> [DATA SUPPLIED]

==========

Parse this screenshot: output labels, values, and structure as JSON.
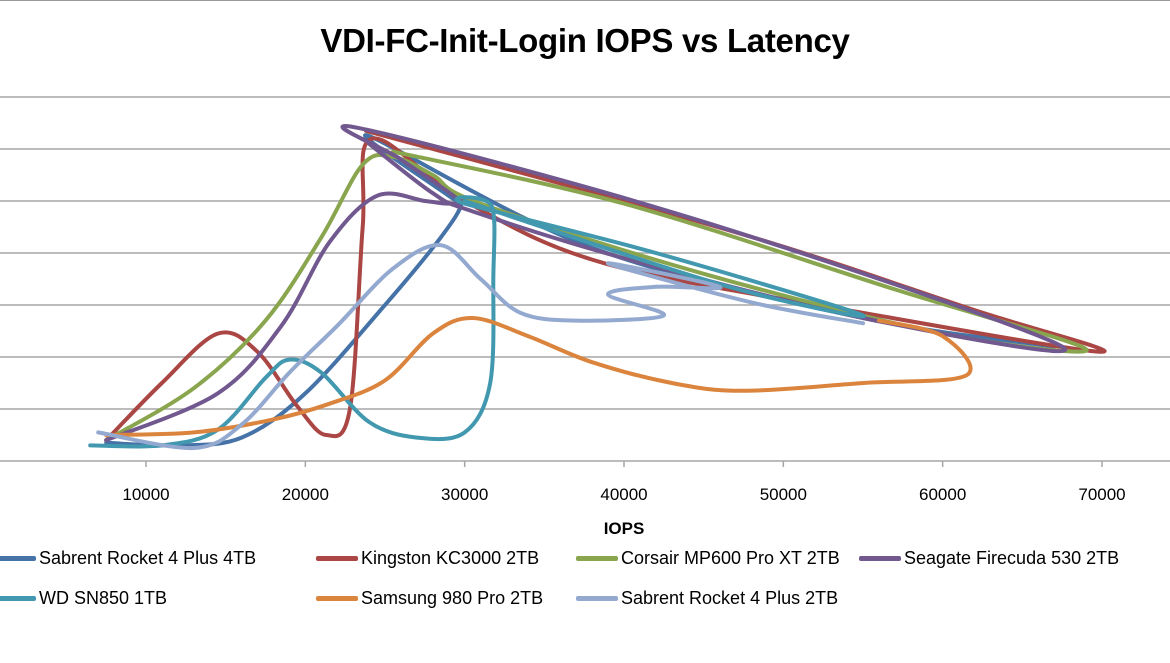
{
  "chart_data": {
    "type": "line",
    "subtype": "scatter-smooth-lines",
    "title": "VDI-FC-Init-Login IOPS vs Latency",
    "xlabel": "IOPS",
    "ylabel": "",
    "xlim": [
      0,
      75000
    ],
    "x_ticks": [
      10000,
      20000,
      30000,
      40000,
      50000,
      60000,
      70000
    ],
    "x_tick_labels": [
      "10000",
      "20000",
      "30000",
      "40000",
      "50000",
      "60000",
      "70000"
    ],
    "y_units_note": "latency axis labels not visible; values in relative gridline units (0 = x-axis, 7 = top gridline)",
    "ylim": [
      0,
      7
    ],
    "y_gridlines": [
      1,
      2,
      3,
      4,
      5,
      6,
      7
    ],
    "grid": true,
    "legend_position": "bottom",
    "series": [
      {
        "name": "Sabrent Rocket 4 Plus 4TB",
        "color": "#4572A7",
        "points": [
          [
            7500,
            0.35
          ],
          [
            12000,
            0.3
          ],
          [
            16000,
            0.45
          ],
          [
            20000,
            1.3
          ],
          [
            25000,
            3.0
          ],
          [
            28500,
            4.3
          ],
          [
            29800,
            4.95
          ],
          [
            29000,
            5.1
          ],
          [
            24000,
            6.25
          ],
          [
            38000,
            4.1
          ],
          [
            55000,
            2.75
          ],
          [
            67000,
            2.2
          ]
        ]
      },
      {
        "name": "Kingston KC3000 2TB",
        "color": "#AA4643",
        "points": [
          [
            7500,
            0.4
          ],
          [
            11000,
            1.5
          ],
          [
            14500,
            2.45
          ],
          [
            17000,
            2.1
          ],
          [
            19500,
            1.05
          ],
          [
            21300,
            0.5
          ],
          [
            22800,
            1.0
          ],
          [
            23600,
            4.5
          ],
          [
            24200,
            6.2
          ],
          [
            30000,
            5.0
          ],
          [
            38800,
            3.8
          ],
          [
            55000,
            2.85
          ],
          [
            70000,
            2.1
          ],
          [
            62000,
            2.9
          ],
          [
            47000,
            4.4
          ],
          [
            23800,
            6.35
          ]
        ]
      },
      {
        "name": "Corsair MP600 Pro XT 2TB",
        "color": "#89A54E",
        "points": [
          [
            7500,
            0.4
          ],
          [
            13000,
            1.4
          ],
          [
            17500,
            2.7
          ],
          [
            21000,
            4.3
          ],
          [
            23600,
            5.7
          ],
          [
            25500,
            5.85
          ],
          [
            28000,
            5.5
          ],
          [
            31000,
            4.95
          ],
          [
            45000,
            3.6
          ],
          [
            60000,
            2.45
          ],
          [
            69000,
            2.15
          ],
          [
            57000,
            3.3
          ],
          [
            40000,
            4.95
          ],
          [
            25500,
            5.95
          ]
        ]
      },
      {
        "name": "Seagate Firecuda 530 2TB",
        "color": "#71588F",
        "points": [
          [
            7500,
            0.4
          ],
          [
            14500,
            1.3
          ],
          [
            18500,
            2.6
          ],
          [
            21500,
            4.2
          ],
          [
            24500,
            5.1
          ],
          [
            27500,
            5.0
          ],
          [
            29000,
            4.95
          ],
          [
            29500,
            5.05
          ],
          [
            26000,
            5.8
          ],
          [
            23400,
            6.4
          ],
          [
            45000,
            4.6
          ],
          [
            67500,
            2.2
          ],
          [
            55000,
            2.75
          ],
          [
            40000,
            3.9
          ],
          [
            30500,
            4.8
          ],
          [
            28000,
            5.15
          ],
          [
            24000,
            6.1
          ]
        ]
      },
      {
        "name": "WD SN850 1TB",
        "color": "#4198AF",
        "points": [
          [
            6500,
            0.3
          ],
          [
            11000,
            0.3
          ],
          [
            14500,
            0.6
          ],
          [
            17500,
            1.6
          ],
          [
            19000,
            1.95
          ],
          [
            21000,
            1.7
          ],
          [
            24000,
            0.75
          ],
          [
            27000,
            0.45
          ],
          [
            30000,
            0.55
          ],
          [
            31600,
            1.5
          ],
          [
            31800,
            3.5
          ],
          [
            31700,
            4.9
          ],
          [
            30000,
            4.95
          ],
          [
            42000,
            4.0
          ],
          [
            55000,
            2.8
          ],
          [
            46000,
            3.4
          ],
          [
            30000,
            5.0
          ]
        ]
      },
      {
        "name": "Samsung 980 Pro 2TB",
        "color": "#DB843D",
        "points": [
          [
            7500,
            0.5
          ],
          [
            13000,
            0.55
          ],
          [
            18000,
            0.8
          ],
          [
            21500,
            1.1
          ],
          [
            25000,
            1.55
          ],
          [
            28000,
            2.45
          ],
          [
            30500,
            2.75
          ],
          [
            34000,
            2.4
          ],
          [
            38000,
            1.9
          ],
          [
            43000,
            1.5
          ],
          [
            47500,
            1.35
          ],
          [
            55000,
            1.5
          ],
          [
            61500,
            1.65
          ],
          [
            60000,
            2.4
          ],
          [
            56000,
            2.7
          ]
        ]
      },
      {
        "name": "Sabrent Rocket 4 Plus 2TB",
        "color": "#93A9CF",
        "points": [
          [
            7000,
            0.55
          ],
          [
            13000,
            0.25
          ],
          [
            16000,
            0.7
          ],
          [
            19000,
            1.7
          ],
          [
            22000,
            2.6
          ],
          [
            25500,
            3.7
          ],
          [
            28500,
            4.15
          ],
          [
            31000,
            3.5
          ],
          [
            33500,
            2.85
          ],
          [
            37000,
            2.7
          ],
          [
            42500,
            2.8
          ],
          [
            39000,
            3.2
          ],
          [
            42000,
            3.35
          ],
          [
            46000,
            3.35
          ],
          [
            39000,
            3.8
          ],
          [
            48000,
            3.05
          ],
          [
            55000,
            2.65
          ]
        ]
      }
    ]
  }
}
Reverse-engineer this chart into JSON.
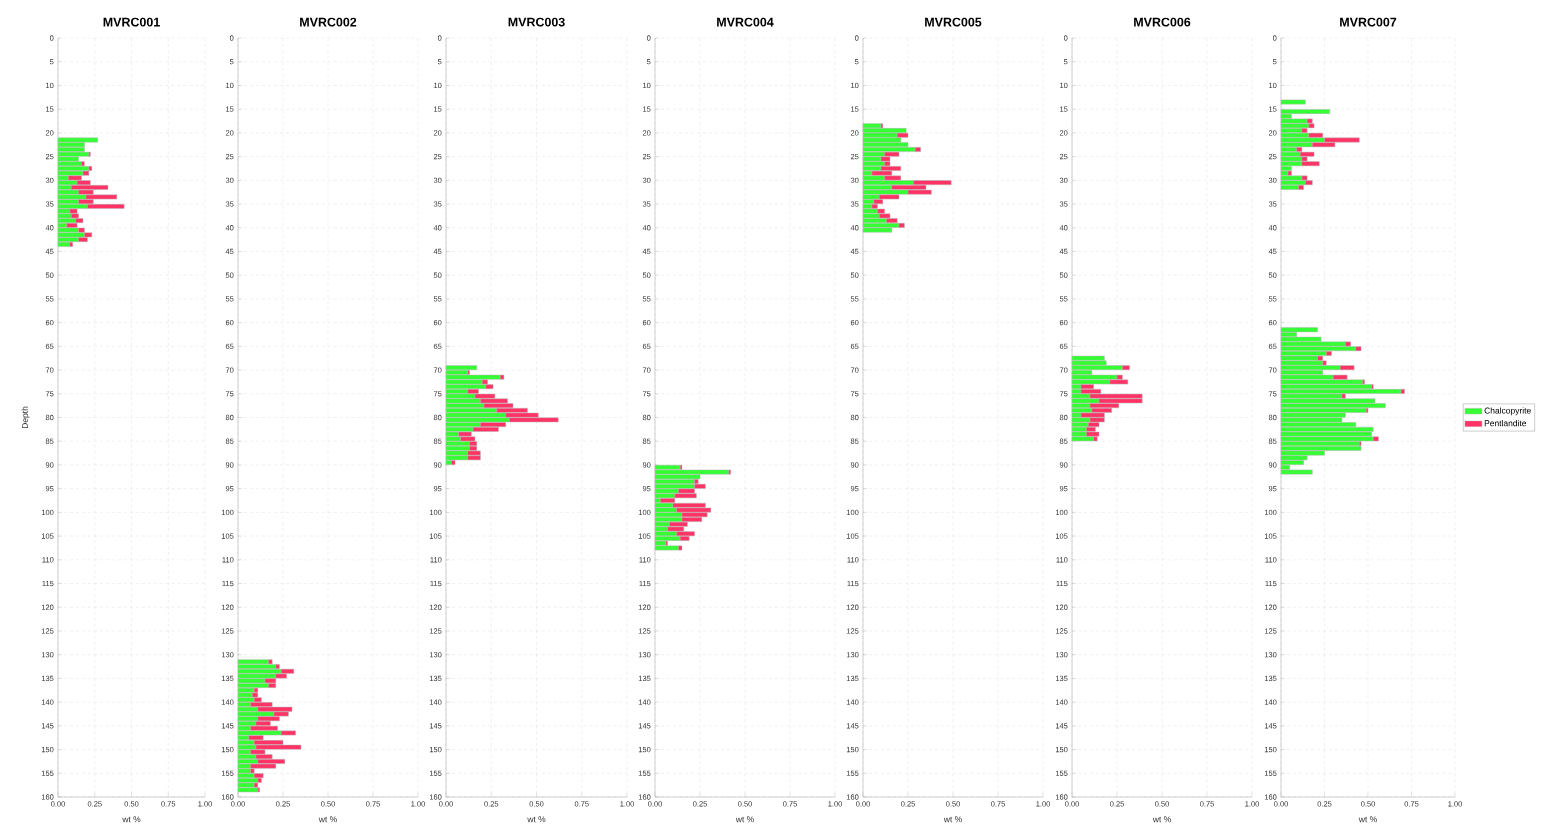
{
  "chart_data": [
    {
      "type": "bar",
      "orientation": "horizontal",
      "stacked": true,
      "title": "MVRC001",
      "xlabel": "wt %",
      "ylabel": "Depth",
      "grid": true,
      "x": [
        21.5,
        22.5,
        23.5,
        24.5,
        25.5,
        26.5,
        27.5,
        28.5,
        29.5,
        30.5,
        31.5,
        32.5,
        33.5,
        34.5,
        35.5,
        36.5,
        37.5,
        38.5,
        39.5,
        40.5,
        41.5,
        42.5,
        43.5
      ],
      "series": [
        {
          "color": "#33ff33",
          "values": [
            0.27,
            0.18,
            0.18,
            0.21,
            0.14,
            0.16,
            0.21,
            0.17,
            0.07,
            0.13,
            0.09,
            0.14,
            0.19,
            0.14,
            0.2,
            0.08,
            0.09,
            0.12,
            0.06,
            0.14,
            0.18,
            0.14,
            0.08
          ]
        },
        {
          "color": "#ff3366",
          "values": [
            null,
            null,
            null,
            0.01,
            null,
            0.02,
            0.02,
            0.04,
            0.09,
            0.09,
            0.25,
            0.1,
            0.21,
            0.1,
            0.25,
            0.05,
            0.05,
            0.05,
            0.07,
            0.04,
            0.05,
            0.06,
            0.02
          ]
        }
      ],
      "xlim": [
        0,
        1
      ],
      "xticks": [
        {
          "value": 0,
          "label": "0.00"
        },
        {
          "value": 0.25,
          "label": "0.25"
        },
        {
          "value": 0.5,
          "label": "0.50"
        },
        {
          "value": 0.75,
          "label": "0.75"
        },
        {
          "value": 1,
          "label": "1.00"
        }
      ],
      "ylim": [
        160,
        0
      ],
      "yticks": [
        0,
        5,
        10,
        15,
        20,
        25,
        30,
        35,
        40,
        45,
        50,
        55,
        60,
        65,
        70,
        75,
        80,
        85,
        90,
        95,
        100,
        105,
        110,
        115,
        120,
        125,
        130,
        135,
        140,
        145,
        150,
        155,
        160
      ]
    },
    {
      "type": "bar",
      "orientation": "horizontal",
      "stacked": true,
      "title": "MVRC002",
      "xlabel": "wt %",
      "grid": true,
      "x": [
        131.5,
        132.5,
        133.5,
        134.5,
        135.5,
        136.5,
        137.5,
        138.5,
        139.5,
        140.5,
        141.5,
        142.5,
        143.5,
        144.5,
        145.5,
        146.5,
        147.5,
        148.5,
        149.5,
        150.5,
        151.5,
        152.5,
        153.5,
        154.5,
        155.5,
        156.5,
        157.5,
        158.5
      ],
      "series": [
        {
          "color": "#33ff33",
          "values": [
            0.17,
            0.21,
            0.24,
            0.21,
            0.15,
            0.17,
            0.09,
            0.08,
            0.09,
            0.07,
            0.11,
            0.2,
            0.11,
            0.1,
            0.07,
            0.24,
            0.06,
            0.09,
            0.1,
            0.07,
            0.1,
            0.11,
            0.07,
            0.07,
            0.09,
            0.11,
            0.09,
            0.11
          ]
        },
        {
          "color": "#ff3366",
          "values": [
            0.02,
            0.02,
            0.07,
            0.06,
            0.06,
            0.04,
            0.02,
            0.03,
            0.04,
            0.12,
            0.19,
            0.08,
            0.12,
            0.08,
            0.15,
            0.08,
            0.08,
            0.16,
            0.25,
            0.08,
            0.09,
            0.15,
            0.14,
            0.02,
            0.05,
            0.02,
            0.02,
            0.01
          ]
        }
      ],
      "xlim": [
        0,
        1
      ],
      "xticks": [
        {
          "value": 0,
          "label": "0.00"
        },
        {
          "value": 0.25,
          "label": "0.25"
        },
        {
          "value": 0.5,
          "label": "0.50"
        },
        {
          "value": 0.75,
          "label": "0.75"
        },
        {
          "value": 1,
          "label": "1.00"
        }
      ],
      "ylim": [
        160,
        0
      ],
      "yticks": [
        0,
        5,
        10,
        15,
        20,
        25,
        30,
        35,
        40,
        45,
        50,
        55,
        60,
        65,
        70,
        75,
        80,
        85,
        90,
        95,
        100,
        105,
        110,
        115,
        120,
        125,
        130,
        135,
        140,
        145,
        150,
        155,
        160
      ]
    },
    {
      "type": "bar",
      "orientation": "horizontal",
      "stacked": true,
      "title": "MVRC003",
      "xlabel": "wt %",
      "grid": true,
      "x": [
        69.5,
        70.5,
        71.5,
        72.5,
        73.5,
        74.5,
        75.5,
        76.5,
        77.5,
        78.5,
        79.5,
        80.5,
        81.5,
        82.5,
        83.5,
        84.5,
        85.5,
        86.5,
        87.5,
        88.5,
        89.5
      ],
      "series": [
        {
          "color": "#33ff33",
          "values": [
            0.17,
            0.12,
            0.3,
            0.2,
            0.22,
            0.12,
            0.16,
            0.19,
            0.21,
            0.28,
            0.33,
            0.35,
            0.19,
            0.15,
            0.07,
            0.08,
            0.13,
            0.13,
            0.12,
            0.12,
            0.03
          ]
        },
        {
          "color": "#ff3366",
          "values": [
            null,
            0.01,
            0.02,
            0.03,
            0.04,
            0.06,
            0.11,
            0.15,
            0.16,
            0.17,
            0.18,
            0.27,
            0.14,
            0.14,
            0.07,
            0.08,
            0.04,
            0.04,
            0.07,
            0.07,
            0.02
          ]
        }
      ],
      "xlim": [
        0,
        1
      ],
      "xticks": [
        {
          "value": 0,
          "label": "0.00"
        },
        {
          "value": 0.25,
          "label": "0.25"
        },
        {
          "value": 0.5,
          "label": "0.50"
        },
        {
          "value": 0.75,
          "label": "0.75"
        },
        {
          "value": 1,
          "label": "1.00"
        }
      ],
      "ylim": [
        160,
        0
      ],
      "yticks": [
        0,
        5,
        10,
        15,
        20,
        25,
        30,
        35,
        40,
        45,
        50,
        55,
        60,
        65,
        70,
        75,
        80,
        85,
        90,
        95,
        100,
        105,
        110,
        115,
        120,
        125,
        130,
        135,
        140,
        145,
        150,
        155,
        160
      ]
    },
    {
      "type": "bar",
      "orientation": "horizontal",
      "stacked": true,
      "title": "MVRC004",
      "xlabel": "wt %",
      "grid": true,
      "x": [
        90.5,
        91.5,
        92.5,
        93.5,
        94.5,
        95.5,
        96.5,
        97.5,
        98.5,
        99.5,
        100.5,
        101.5,
        102.5,
        103.5,
        104.5,
        105.5,
        106.5,
        107.5
      ],
      "series": [
        {
          "color": "#33ff33",
          "values": [
            0.14,
            0.41,
            0.25,
            0.22,
            0.22,
            0.13,
            0.11,
            0.03,
            0.1,
            0.12,
            0.15,
            0.15,
            0.08,
            0.07,
            0.12,
            0.14,
            0.06,
            0.13
          ]
        },
        {
          "color": "#ff3366",
          "values": [
            0.01,
            0.01,
            null,
            0.02,
            0.06,
            0.09,
            0.12,
            0.08,
            0.18,
            0.19,
            0.14,
            0.11,
            0.1,
            0.09,
            0.1,
            0.05,
            0.01,
            0.02
          ]
        }
      ],
      "xlim": [
        0,
        1
      ],
      "xticks": [
        {
          "value": 0,
          "label": "0.00"
        },
        {
          "value": 0.25,
          "label": "0.25"
        },
        {
          "value": 0.5,
          "label": "0.50"
        },
        {
          "value": 0.75,
          "label": "0.75"
        },
        {
          "value": 1,
          "label": "1.00"
        }
      ],
      "ylim": [
        160,
        0
      ],
      "yticks": [
        0,
        5,
        10,
        15,
        20,
        25,
        30,
        35,
        40,
        45,
        50,
        55,
        60,
        65,
        70,
        75,
        80,
        85,
        90,
        95,
        100,
        105,
        110,
        115,
        120,
        125,
        130,
        135,
        140,
        145,
        150,
        155,
        160
      ]
    },
    {
      "type": "bar",
      "orientation": "horizontal",
      "stacked": true,
      "title": "MVRC005",
      "xlabel": "wt %",
      "grid": true,
      "x": [
        18.5,
        19.5,
        20.5,
        21.5,
        22.5,
        23.5,
        24.5,
        25.5,
        26.5,
        27.5,
        28.5,
        29.5,
        30.5,
        31.5,
        32.5,
        33.5,
        34.5,
        35.5,
        36.5,
        37.5,
        38.5,
        39.5,
        40.5
      ],
      "series": [
        {
          "color": "#33ff33",
          "values": [
            0.1,
            0.24,
            0.19,
            0.21,
            0.25,
            0.29,
            0.12,
            0.1,
            0.12,
            0.1,
            0.05,
            0.12,
            0.28,
            0.16,
            0.25,
            0.09,
            0.06,
            0.05,
            0.08,
            0.09,
            0.13,
            0.2,
            0.16
          ]
        },
        {
          "color": "#ff3366",
          "values": [
            0.01,
            null,
            0.06,
            null,
            null,
            0.03,
            0.08,
            0.05,
            0.03,
            0.11,
            0.11,
            0.09,
            0.21,
            0.19,
            0.13,
            0.11,
            0.05,
            0.03,
            0.04,
            0.06,
            0.06,
            0.03,
            null
          ]
        }
      ],
      "xlim": [
        0,
        1
      ],
      "xticks": [
        {
          "value": 0,
          "label": "0.00"
        },
        {
          "value": 0.25,
          "label": "0.25"
        },
        {
          "value": 0.5,
          "label": "0.50"
        },
        {
          "value": 0.75,
          "label": "0.75"
        },
        {
          "value": 1,
          "label": "1.00"
        }
      ],
      "ylim": [
        160,
        0
      ],
      "yticks": [
        0,
        5,
        10,
        15,
        20,
        25,
        30,
        35,
        40,
        45,
        50,
        55,
        60,
        65,
        70,
        75,
        80,
        85,
        90,
        95,
        100,
        105,
        110,
        115,
        120,
        125,
        130,
        135,
        140,
        145,
        150,
        155,
        160
      ]
    },
    {
      "type": "bar",
      "orientation": "horizontal",
      "stacked": true,
      "title": "MVRC006",
      "xlabel": "wt %",
      "grid": true,
      "x": [
        67.5,
        68.5,
        69.5,
        70.5,
        71.5,
        72.5,
        73.5,
        74.5,
        75.5,
        76.5,
        77.5,
        78.5,
        79.5,
        80.5,
        81.5,
        82.5,
        83.5,
        84.5
      ],
      "series": [
        {
          "color": "#33ff33",
          "values": [
            0.18,
            0.19,
            0.28,
            0.11,
            0.25,
            0.21,
            0.05,
            0.05,
            0.1,
            0.15,
            0.1,
            0.11,
            0.05,
            0.1,
            0.09,
            0.08,
            0.08,
            0.12
          ]
        },
        {
          "color": "#ff3366",
          "values": [
            null,
            null,
            0.04,
            null,
            0.03,
            0.1,
            0.07,
            0.11,
            0.29,
            0.24,
            0.16,
            0.11,
            0.13,
            0.08,
            0.06,
            0.05,
            0.07,
            0.02
          ]
        }
      ],
      "xlim": [
        0,
        1
      ],
      "xticks": [
        {
          "value": 0,
          "label": "0.00"
        },
        {
          "value": 0.25,
          "label": "0.25"
        },
        {
          "value": 0.5,
          "label": "0.50"
        },
        {
          "value": 0.75,
          "label": "0.75"
        },
        {
          "value": 1,
          "label": "1.00"
        }
      ],
      "ylim": [
        160,
        0
      ],
      "yticks": [
        0,
        5,
        10,
        15,
        20,
        25,
        30,
        35,
        40,
        45,
        50,
        55,
        60,
        65,
        70,
        75,
        80,
        85,
        90,
        95,
        100,
        105,
        110,
        115,
        120,
        125,
        130,
        135,
        140,
        145,
        150,
        155,
        160
      ]
    },
    {
      "type": "bar",
      "orientation": "horizontal",
      "stacked": true,
      "title": "MVRC007",
      "xlabel": "wt %",
      "grid": true,
      "legend": "right",
      "x": [
        13.5,
        15.5,
        16.5,
        17.5,
        18.5,
        19.5,
        20.5,
        21.5,
        22.5,
        23.5,
        24.5,
        25.5,
        26.5,
        27.5,
        28.5,
        29.5,
        30.5,
        31.5,
        61.5,
        62.5,
        63.5,
        64.5,
        65.5,
        66.5,
        67.5,
        68.5,
        69.5,
        70.5,
        71.5,
        72.5,
        73.5,
        74.5,
        75.5,
        76.5,
        77.5,
        78.5,
        79.5,
        80.5,
        81.5,
        82.5,
        83.5,
        84.5,
        85.5,
        86.5,
        87.5,
        88.5,
        89.5,
        90.5,
        91.5
      ],
      "series": [
        {
          "name": "Chalcopyrite",
          "color": "#33ff33",
          "values": [
            0.14,
            0.28,
            0.06,
            0.15,
            0.16,
            0.12,
            0.16,
            0.25,
            0.18,
            0.09,
            0.11,
            0.12,
            0.12,
            0.06,
            0.04,
            0.12,
            0.14,
            0.1,
            0.21,
            0.09,
            0.23,
            0.37,
            0.43,
            0.26,
            0.21,
            0.24,
            0.34,
            0.24,
            0.3,
            0.47,
            0.52,
            0.69,
            0.35,
            0.54,
            0.6,
            0.49,
            0.37,
            0.35,
            0.43,
            0.53,
            0.52,
            0.53,
            0.45,
            0.46,
            0.25,
            0.15,
            0.13,
            0.05,
            0.18
          ]
        },
        {
          "name": "Pentlandite",
          "color": "#ff3366",
          "values": [
            null,
            null,
            null,
            0.03,
            0.03,
            0.03,
            0.08,
            0.2,
            0.13,
            0.03,
            0.08,
            0.03,
            0.1,
            null,
            0.02,
            0.03,
            0.04,
            0.03,
            null,
            null,
            null,
            0.03,
            0.03,
            0.03,
            0.03,
            0.02,
            0.08,
            null,
            0.08,
            0.01,
            0.01,
            0.02,
            0.02,
            null,
            null,
            0.01,
            null,
            null,
            null,
            null,
            null,
            0.03,
            0.01,
            null,
            null,
            null,
            null,
            null,
            null
          ]
        }
      ],
      "xlim": [
        0,
        1
      ],
      "xticks": [
        {
          "value": 0,
          "label": "0.00"
        },
        {
          "value": 0.25,
          "label": "0.25"
        },
        {
          "value": 0.5,
          "label": "0.50"
        },
        {
          "value": 0.75,
          "label": "0.75"
        },
        {
          "value": 1,
          "label": "1.00"
        }
      ],
      "ylim": [
        160,
        0
      ],
      "yticks": [
        0,
        5,
        10,
        15,
        20,
        25,
        30,
        35,
        40,
        45,
        50,
        55,
        60,
        65,
        70,
        75,
        80,
        85,
        90,
        95,
        100,
        105,
        110,
        115,
        120,
        125,
        130,
        135,
        140,
        145,
        150,
        155,
        160
      ]
    }
  ]
}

==========

> [GOAL] Give the count of lines that hold the word "Sabrent", with nothing added.

> [RESULT OF THE EXERCISE] 2